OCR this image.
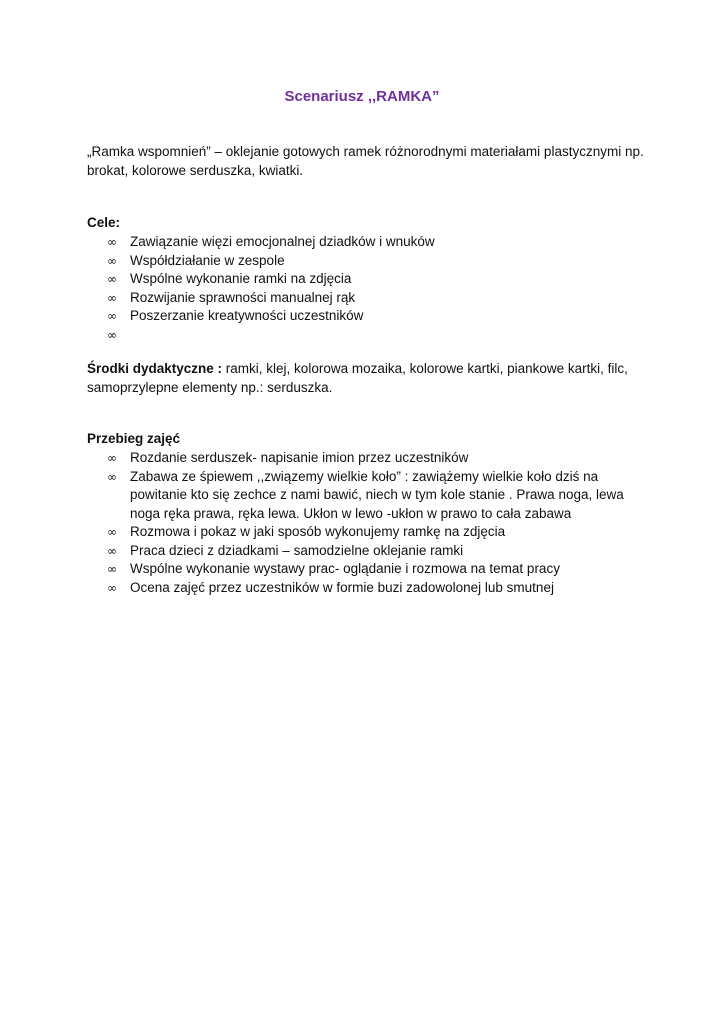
Scenariusz ,,RAMKA”
„Ramka wspomnień” – oklejanie gotowych ramek różnorodnymi materiałami plastycznymi np. brokat, kolorowe serduszka, kwiatki.
Cele:
∞ Zawiązanie więzi emocjonalnej dziadków i wnuków
∞ Współdziałanie w zespole
∞ Wspólne wykonanie ramki na zdjęcia
∞ Rozwijanie sprawności manualnej rąk
∞ Poszerzanie kreatywności uczestników
∞
Środki dydaktyczne : ramki, klej, kolorowa mozaika, kolorowe kartki, piankowe kartki, filc, samoprzylepne elementy np.: serduszka.
Przebieg zajęć
∞ Rozdanie serduszek- napisanie imion przez uczestników
∞ Zabawa ze śpiewem ,,związemy wielkie koło” : zawiążemy wielkie koło dziś na powitanie kto się zechce z nami bawić, niech w tym kole stanie . Prawa noga, lewa noga ręka prawa, ręka lewa. Ukłon w lewo -ukłon w prawo to cała zabawa
∞ Rozmowa i pokaz w jaki sposób wykonujemy ramkę na zdjęcia
∞ Praca dzieci z dziadkami – samodzielne oklejanie ramki
∞ Wspólne wykonanie wystawy prac- oglądanie i rozmowa na temat pracy
∞ Ocena zajęć przez uczestników w formie buzi zadowolonej lub smutnej
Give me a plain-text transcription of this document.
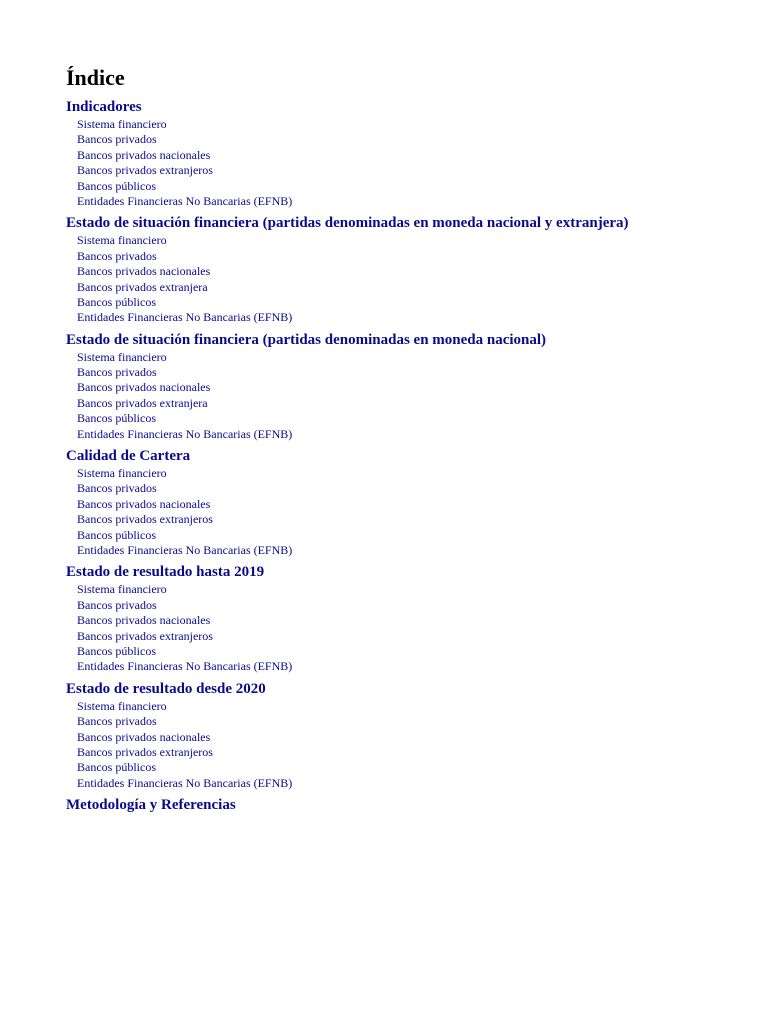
Índice
Indicadores
Sistema financiero
Bancos privados
Bancos privados nacionales
Bancos privados extranjeros
Bancos públicos
Entidades Financieras No Bancarias (EFNB)
Estado de situación financiera (partidas denominadas en moneda nacional y extranjera)
Sistema financiero
Bancos privados
Bancos privados nacionales
Bancos privados extranjera
Bancos públicos
Entidades Financieras No Bancarias (EFNB)
Estado de situación financiera (partidas denominadas en moneda nacional)
Sistema financiero
Bancos privados
Bancos privados nacionales
Bancos privados extranjera
Bancos públicos
Entidades Financieras No Bancarias (EFNB)
Calidad de Cartera
Sistema financiero
Bancos privados
Bancos privados nacionales
Bancos privados extranjeros
Bancos públicos
Entidades Financieras No Bancarias (EFNB)
Estado de resultado hasta 2019
Sistema financiero
Bancos privados
Bancos privados nacionales
Bancos privados extranjeros
Bancos públicos
Entidades Financieras No Bancarias (EFNB)
Estado de resultado desde 2020
Sistema financiero
Bancos privados
Bancos privados nacionales
Bancos privados extranjeros
Bancos públicos
Entidades Financieras No Bancarias (EFNB)
Metodología y Referencias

## Aim of the exercise
Going through the data above, count the lines where the string "serduszka" appears, and answer with only that number.

## The completed task
2